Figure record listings
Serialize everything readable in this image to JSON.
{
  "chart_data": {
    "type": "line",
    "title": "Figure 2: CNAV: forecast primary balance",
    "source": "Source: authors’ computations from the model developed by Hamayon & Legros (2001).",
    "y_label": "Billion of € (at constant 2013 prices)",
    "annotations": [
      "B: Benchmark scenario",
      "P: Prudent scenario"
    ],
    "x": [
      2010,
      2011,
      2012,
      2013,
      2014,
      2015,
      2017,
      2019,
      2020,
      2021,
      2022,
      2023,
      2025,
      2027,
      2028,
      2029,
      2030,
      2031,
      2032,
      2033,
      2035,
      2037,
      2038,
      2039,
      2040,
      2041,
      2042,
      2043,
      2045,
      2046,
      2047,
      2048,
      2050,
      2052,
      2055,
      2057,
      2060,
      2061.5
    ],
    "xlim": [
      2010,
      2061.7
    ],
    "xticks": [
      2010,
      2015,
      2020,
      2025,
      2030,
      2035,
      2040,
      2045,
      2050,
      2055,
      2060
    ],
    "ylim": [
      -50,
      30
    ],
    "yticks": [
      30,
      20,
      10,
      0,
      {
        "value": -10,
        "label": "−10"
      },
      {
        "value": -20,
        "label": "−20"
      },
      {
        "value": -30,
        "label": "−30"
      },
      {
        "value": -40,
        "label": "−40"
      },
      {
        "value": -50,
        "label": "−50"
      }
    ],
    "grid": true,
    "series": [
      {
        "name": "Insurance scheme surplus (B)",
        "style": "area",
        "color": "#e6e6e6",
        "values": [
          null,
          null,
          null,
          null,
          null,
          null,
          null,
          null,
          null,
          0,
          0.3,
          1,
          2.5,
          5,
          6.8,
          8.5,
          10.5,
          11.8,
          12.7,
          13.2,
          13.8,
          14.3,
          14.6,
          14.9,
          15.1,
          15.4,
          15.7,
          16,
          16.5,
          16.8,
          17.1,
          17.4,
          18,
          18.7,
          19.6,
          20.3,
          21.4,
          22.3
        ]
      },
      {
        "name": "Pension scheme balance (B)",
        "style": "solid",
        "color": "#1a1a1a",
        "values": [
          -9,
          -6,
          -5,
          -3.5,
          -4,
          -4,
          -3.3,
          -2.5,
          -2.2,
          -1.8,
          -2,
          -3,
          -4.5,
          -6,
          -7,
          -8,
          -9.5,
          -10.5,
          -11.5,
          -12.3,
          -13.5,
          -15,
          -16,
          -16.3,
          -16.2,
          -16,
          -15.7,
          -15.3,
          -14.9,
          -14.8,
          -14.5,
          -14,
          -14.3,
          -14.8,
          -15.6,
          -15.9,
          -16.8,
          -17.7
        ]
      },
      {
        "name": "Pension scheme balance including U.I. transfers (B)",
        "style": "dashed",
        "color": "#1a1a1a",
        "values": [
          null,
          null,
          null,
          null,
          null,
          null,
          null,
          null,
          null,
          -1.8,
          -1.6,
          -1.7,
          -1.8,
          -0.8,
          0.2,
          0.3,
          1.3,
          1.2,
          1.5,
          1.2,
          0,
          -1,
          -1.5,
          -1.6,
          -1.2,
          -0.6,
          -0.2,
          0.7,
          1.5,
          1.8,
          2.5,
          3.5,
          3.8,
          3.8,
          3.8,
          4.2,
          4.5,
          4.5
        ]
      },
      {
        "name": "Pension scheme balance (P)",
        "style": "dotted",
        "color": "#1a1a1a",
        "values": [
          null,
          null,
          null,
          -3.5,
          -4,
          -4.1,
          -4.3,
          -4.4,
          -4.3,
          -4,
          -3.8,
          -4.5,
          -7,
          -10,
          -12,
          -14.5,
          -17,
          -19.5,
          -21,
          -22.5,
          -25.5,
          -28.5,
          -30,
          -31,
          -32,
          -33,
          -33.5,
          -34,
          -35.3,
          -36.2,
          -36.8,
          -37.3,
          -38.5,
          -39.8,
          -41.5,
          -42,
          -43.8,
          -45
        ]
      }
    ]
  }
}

» **The problem**: Print every record exactly as it was given.

» **In response**:
Serialize everything readable in this image to JSON.
{
  "chart_data": {
    "type": "line",
    "title": "Figure 2: CNAV: forecast primary balance",
    "source": "Source: authors’ computations from the model developed by Hamayon & Legros (2001).",
    "y_label": "Billion of € (at constant 2013 prices)",
    "annotations": [
      "B: Benchmark scenario",
      "P: Prudent scenario"
    ],
    "x": [
      2010,
      2011,
      2012,
      2013,
      2014,
      2015,
      2017,
      2019,
      2020,
      2021,
      2022,
      2023,
      2025,
      2027,
      2028,
      2029,
      2030,
      2031,
      2032,
      2033,
      2035,
      2037,
      2038,
      2039,
      2040,
      2041,
      2042,
      2043,
      2045,
      2046,
      2047,
      2048,
      2050,
      2052,
      2055,
      2057,
      2060,
      2061.5
    ],
    "xlim": [
      2010,
      2061.7
    ],
    "xticks": [
      2010,
      2015,
      2020,
      2025,
      2030,
      2035,
      2040,
      2045,
      2050,
      2055,
      2060
    ],
    "ylim": [
      -50,
      30
    ],
    "yticks": [
      30,
      20,
      10,
      0,
      {
        "value": -10,
        "label": "−10"
      },
      {
        "value": -20,
        "label": "−20"
      },
      {
        "value": -30,
        "label": "−30"
      },
      {
        "value": -40,
        "label": "−40"
      },
      {
        "value": -50,
        "label": "−50"
      }
    ],
    "grid": true,
    "series": [
      {
        "name": "Insurance scheme surplus (B)",
        "style": "area",
        "color": "#e6e6e6",
        "values": [
          null,
          null,
          null,
          null,
          null,
          null,
          null,
          null,
          null,
          0,
          0.3,
          1,
          2.5,
          5,
          6.8,
          8.5,
          10.5,
          11.8,
          12.7,
          13.2,
          13.8,
          14.3,
          14.6,
          14.9,
          15.1,
          15.4,
          15.7,
          16,
          16.5,
          16.8,
          17.1,
          17.4,
          18,
          18.7,
          19.6,
          20.3,
          21.4,
          22.3
        ]
      },
      {
        "name": "Pension scheme balance (B)",
        "style": "solid",
        "color": "#1a1a1a",
        "values": [
          -9,
          -6,
          -5,
          -3.5,
          -4,
          -4,
          -3.3,
          -2.5,
          -2.2,
          -1.8,
          -2,
          -3,
          -4.5,
          -6,
          -7,
          -8,
          -9.5,
          -10.5,
          -11.5,
          -12.3,
          -13.5,
          -15,
          -16,
          -16.3,
          -16.2,
          -16,
          -15.7,
          -15.3,
          -14.9,
          -14.8,
          -14.5,
          -14,
          -14.3,
          -14.8,
          -15.6,
          -15.9,
          -16.8,
          -17.7
        ]
      },
      {
        "name": "Pension scheme balance including U.I. transfers (B)",
        "style": "dashed",
        "color": "#1a1a1a",
        "values": [
          null,
          null,
          null,
          null,
          null,
          null,
          null,
          null,
          null,
          -1.8,
          -1.6,
          -1.7,
          -1.8,
          -0.8,
          0.2,
          0.3,
          1.3,
          1.2,
          1.5,
          1.2,
          0,
          -1,
          -1.5,
          -1.6,
          -1.2,
          -0.6,
          -0.2,
          0.7,
          1.5,
          1.8,
          2.5,
          3.5,
          3.8,
          3.8,
          3.8,
          4.2,
          4.5,
          4.5
        ]
      },
      {
        "name": "Pension scheme balance (P)",
        "style": "dotted",
        "color": "#1a1a1a",
        "values": [
          null,
          null,
          null,
          -3.5,
          -4,
          -4.1,
          -4.3,
          -4.4,
          -4.3,
          -4,
          -3.8,
          -4.5,
          -7,
          -10,
          -12,
          -14.5,
          -17,
          -19.5,
          -21,
          -22.5,
          -25.5,
          -28.5,
          -30,
          -31,
          -32,
          -33,
          -33.5,
          -34,
          -35.3,
          -36.2,
          -36.8,
          -37.3,
          -38.5,
          -39.8,
          -41.5,
          -42,
          -43.8,
          -45
        ]
      }
    ]
  }
}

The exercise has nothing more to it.